*** Extracted entries

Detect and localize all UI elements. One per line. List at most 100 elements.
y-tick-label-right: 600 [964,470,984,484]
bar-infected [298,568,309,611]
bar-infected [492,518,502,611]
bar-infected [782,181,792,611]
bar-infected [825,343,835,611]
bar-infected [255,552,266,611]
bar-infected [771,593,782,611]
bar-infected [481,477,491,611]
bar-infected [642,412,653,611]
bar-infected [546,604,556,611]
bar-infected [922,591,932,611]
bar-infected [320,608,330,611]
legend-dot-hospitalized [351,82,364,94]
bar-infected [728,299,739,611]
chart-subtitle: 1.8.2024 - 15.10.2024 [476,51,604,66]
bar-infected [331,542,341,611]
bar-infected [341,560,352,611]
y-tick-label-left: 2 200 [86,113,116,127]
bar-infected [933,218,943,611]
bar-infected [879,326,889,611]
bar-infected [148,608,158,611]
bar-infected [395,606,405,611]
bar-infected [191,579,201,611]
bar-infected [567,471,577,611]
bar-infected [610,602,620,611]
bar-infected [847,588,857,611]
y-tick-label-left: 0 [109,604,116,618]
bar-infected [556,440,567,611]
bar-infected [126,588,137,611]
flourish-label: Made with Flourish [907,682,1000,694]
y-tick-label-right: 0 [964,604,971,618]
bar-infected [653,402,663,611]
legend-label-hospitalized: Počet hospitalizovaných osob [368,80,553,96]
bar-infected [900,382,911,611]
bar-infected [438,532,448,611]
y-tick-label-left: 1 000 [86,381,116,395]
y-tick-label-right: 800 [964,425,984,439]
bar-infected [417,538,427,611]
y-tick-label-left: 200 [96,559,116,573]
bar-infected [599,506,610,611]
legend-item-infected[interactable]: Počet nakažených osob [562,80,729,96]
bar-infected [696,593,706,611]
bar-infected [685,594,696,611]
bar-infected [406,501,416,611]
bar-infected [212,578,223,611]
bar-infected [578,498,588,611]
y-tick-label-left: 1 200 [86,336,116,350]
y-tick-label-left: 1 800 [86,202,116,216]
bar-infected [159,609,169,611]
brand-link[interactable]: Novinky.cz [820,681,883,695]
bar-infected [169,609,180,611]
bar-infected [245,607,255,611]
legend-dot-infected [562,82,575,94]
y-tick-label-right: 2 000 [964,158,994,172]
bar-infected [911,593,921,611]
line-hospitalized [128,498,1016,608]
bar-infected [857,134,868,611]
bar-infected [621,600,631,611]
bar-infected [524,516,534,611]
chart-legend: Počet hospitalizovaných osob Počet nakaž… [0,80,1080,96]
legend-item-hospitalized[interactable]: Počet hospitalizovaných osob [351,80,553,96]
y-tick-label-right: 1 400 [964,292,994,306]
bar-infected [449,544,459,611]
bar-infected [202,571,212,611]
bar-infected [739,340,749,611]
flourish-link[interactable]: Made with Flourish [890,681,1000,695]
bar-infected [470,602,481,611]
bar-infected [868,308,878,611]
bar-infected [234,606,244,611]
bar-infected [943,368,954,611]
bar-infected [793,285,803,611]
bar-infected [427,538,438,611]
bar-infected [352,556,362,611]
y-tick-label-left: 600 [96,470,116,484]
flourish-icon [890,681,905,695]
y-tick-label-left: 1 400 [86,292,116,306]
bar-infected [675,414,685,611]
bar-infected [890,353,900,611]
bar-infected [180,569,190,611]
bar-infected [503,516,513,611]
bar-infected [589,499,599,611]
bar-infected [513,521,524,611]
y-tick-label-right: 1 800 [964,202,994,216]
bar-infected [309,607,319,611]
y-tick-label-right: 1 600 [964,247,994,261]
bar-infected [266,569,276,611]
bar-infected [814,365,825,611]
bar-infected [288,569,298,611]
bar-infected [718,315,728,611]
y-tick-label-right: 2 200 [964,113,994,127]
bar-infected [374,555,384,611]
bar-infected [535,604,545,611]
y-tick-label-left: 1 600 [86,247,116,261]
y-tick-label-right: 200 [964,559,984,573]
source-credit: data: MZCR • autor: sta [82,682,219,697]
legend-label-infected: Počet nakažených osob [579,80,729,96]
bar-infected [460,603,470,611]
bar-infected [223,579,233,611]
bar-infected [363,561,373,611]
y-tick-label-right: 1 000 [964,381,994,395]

******

**Goal of the exercise:** Copy out everything from the very start of the records down to the line containing "bar-infected [245,607,255,611]", both ends included, keeping every line unchanged.

**Task solution:**
Detect and localize all UI elements. One per line. List at most 100 elements.
y-tick-label-right: 600 [964,470,984,484]
bar-infected [298,568,309,611]
bar-infected [492,518,502,611]
bar-infected [782,181,792,611]
bar-infected [825,343,835,611]
bar-infected [255,552,266,611]
bar-infected [771,593,782,611]
bar-infected [481,477,491,611]
bar-infected [642,412,653,611]
bar-infected [546,604,556,611]
bar-infected [922,591,932,611]
bar-infected [320,608,330,611]
legend-dot-hospitalized [351,82,364,94]
bar-infected [728,299,739,611]
chart-subtitle: 1.8.2024 - 15.10.2024 [476,51,604,66]
bar-infected [331,542,341,611]
bar-infected [341,560,352,611]
y-tick-label-left: 2 200 [86,113,116,127]
bar-infected [933,218,943,611]
bar-infected [879,326,889,611]
bar-infected [148,608,158,611]
bar-infected [395,606,405,611]
bar-infected [191,579,201,611]
bar-infected [567,471,577,611]
bar-infected [610,602,620,611]
bar-infected [847,588,857,611]
y-tick-label-left: 0 [109,604,116,618]
bar-infected [556,440,567,611]
bar-infected [126,588,137,611]
flourish-label: Made with Flourish [907,682,1000,694]
y-tick-label-right: 0 [964,604,971,618]
bar-infected [653,402,663,611]
legend-label-hospitalized: Počet hospitalizovaných osob [368,80,553,96]
bar-infected [900,382,911,611]
bar-infected [438,532,448,611]
y-tick-label-left: 1 000 [86,381,116,395]
y-tick-label-right: 800 [964,425,984,439]
bar-infected [417,538,427,611]
y-tick-label-left: 200 [96,559,116,573]
bar-infected [599,506,610,611]
legend-item-infected[interactable]: Počet nakažených osob [562,80,729,96]
bar-infected [696,593,706,611]
bar-infected [685,594,696,611]
bar-infected [406,501,416,611]
bar-infected [212,578,223,611]
bar-infected [578,498,588,611]
y-tick-label-left: 1 200 [86,336,116,350]
y-tick-label-left: 1 800 [86,202,116,216]
bar-infected [159,609,169,611]
brand-link[interactable]: Novinky.cz [820,681,883,695]
bar-infected [169,609,180,611]
bar-infected [245,607,255,611]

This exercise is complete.